> **EXERCISE**: Could you transcribe the material below exactly, without leaving out a single line?

[Rows from a dataset]
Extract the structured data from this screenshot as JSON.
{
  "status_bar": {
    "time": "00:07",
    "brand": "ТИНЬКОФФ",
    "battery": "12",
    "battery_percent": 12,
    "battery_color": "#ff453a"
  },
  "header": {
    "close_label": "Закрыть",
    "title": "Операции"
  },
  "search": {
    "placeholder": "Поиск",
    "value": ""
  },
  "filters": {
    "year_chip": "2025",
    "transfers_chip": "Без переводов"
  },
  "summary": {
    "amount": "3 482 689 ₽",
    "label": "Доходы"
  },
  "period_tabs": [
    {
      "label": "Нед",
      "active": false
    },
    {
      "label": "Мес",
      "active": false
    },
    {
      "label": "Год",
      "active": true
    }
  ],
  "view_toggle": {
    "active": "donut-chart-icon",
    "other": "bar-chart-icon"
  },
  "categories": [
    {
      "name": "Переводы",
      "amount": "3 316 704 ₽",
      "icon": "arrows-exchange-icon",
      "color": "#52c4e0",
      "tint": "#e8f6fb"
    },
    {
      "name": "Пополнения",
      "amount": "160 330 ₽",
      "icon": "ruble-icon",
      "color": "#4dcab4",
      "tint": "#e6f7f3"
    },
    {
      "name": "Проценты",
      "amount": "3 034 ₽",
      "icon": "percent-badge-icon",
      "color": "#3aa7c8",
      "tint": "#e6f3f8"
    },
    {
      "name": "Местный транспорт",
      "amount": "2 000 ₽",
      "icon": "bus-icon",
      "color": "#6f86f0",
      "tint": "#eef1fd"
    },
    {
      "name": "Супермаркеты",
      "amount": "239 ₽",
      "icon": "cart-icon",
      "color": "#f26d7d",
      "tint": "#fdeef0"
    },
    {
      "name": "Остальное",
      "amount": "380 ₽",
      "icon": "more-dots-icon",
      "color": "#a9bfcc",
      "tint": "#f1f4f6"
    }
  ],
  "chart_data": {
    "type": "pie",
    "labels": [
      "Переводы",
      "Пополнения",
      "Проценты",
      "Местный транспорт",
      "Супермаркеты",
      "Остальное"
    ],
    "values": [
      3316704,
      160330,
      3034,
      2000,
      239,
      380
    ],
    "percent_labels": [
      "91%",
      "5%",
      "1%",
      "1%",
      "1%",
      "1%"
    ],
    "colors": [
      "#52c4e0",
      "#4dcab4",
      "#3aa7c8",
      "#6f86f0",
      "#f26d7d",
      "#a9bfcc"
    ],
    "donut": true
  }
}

> **OUTPUT OF THE EXERCISE**:
Extract the structured data from this screenshot as JSON.
{
  "status_bar": {
    "time": "00:07",
    "brand": "ТИНЬКОФФ",
    "battery": "12",
    "battery_percent": 12,
    "battery_color": "#ff453a"
  },
  "header": {
    "close_label": "Закрыть",
    "title": "Операции"
  },
  "search": {
    "placeholder": "Поиск",
    "value": ""
  },
  "filters": {
    "year_chip": "2025",
    "transfers_chip": "Без переводов"
  },
  "summary": {
    "amount": "3 482 689 ₽",
    "label": "Доходы"
  },
  "period_tabs": [
    {
      "label": "Нед",
      "active": false
    },
    {
      "label": "Мес",
      "active": false
    },
    {
      "label": "Год",
      "active": true
    }
  ],
  "view_toggle": {
    "active": "donut-chart-icon",
    "other": "bar-chart-icon"
  },
  "categories": [
    {
      "name": "Переводы",
      "amount": "3 316 704 ₽",
      "icon": "arrows-exchange-icon",
      "color": "#52c4e0",
      "tint": "#e8f6fb"
    },
    {
      "name": "Пополнения",
      "amount": "160 330 ₽",
      "icon": "ruble-icon",
      "color": "#4dcab4",
      "tint": "#e6f7f3"
    },
    {
      "name": "Проценты",
      "amount": "3 034 ₽",
      "icon": "percent-badge-icon",
      "color": "#3aa7c8",
      "tint": "#e6f3f8"
    },
    {
      "name": "Местный транспорт",
      "amount": "2 000 ₽",
      "icon": "bus-icon",
      "color": "#6f86f0",
      "tint": "#eef1fd"
    },
    {
      "name": "Супермаркеты",
      "amount": "239 ₽",
      "icon": "cart-icon",
      "color": "#f26d7d",
      "tint": "#fdeef0"
    },
    {
      "name": "Остальное",
      "amount": "380 ₽",
      "icon": "more-dots-icon",
      "color": "#a9bfcc",
      "tint": "#f1f4f6"
    }
  ],
  "chart_data": {
    "type": "pie",
    "labels": [
      "Переводы",
      "Пополнения",
      "Проценты",
      "Местный транспорт",
      "Супермаркеты",
      "Остальное"
    ],
    "values": [
      3316704,
      160330,
      3034,
      2000,
      239,
      380
    ],
    "percent_labels": [
      "91%",
      "5%",
      "1%",
      "1%",
      "1%",
      "1%"
    ],
    "colors": [
      "#52c4e0",
      "#4dcab4",
      "#3aa7c8",
      "#6f86f0",
      "#f26d7d",
      "#a9bfcc"
    ],
    "donut": true
  }
}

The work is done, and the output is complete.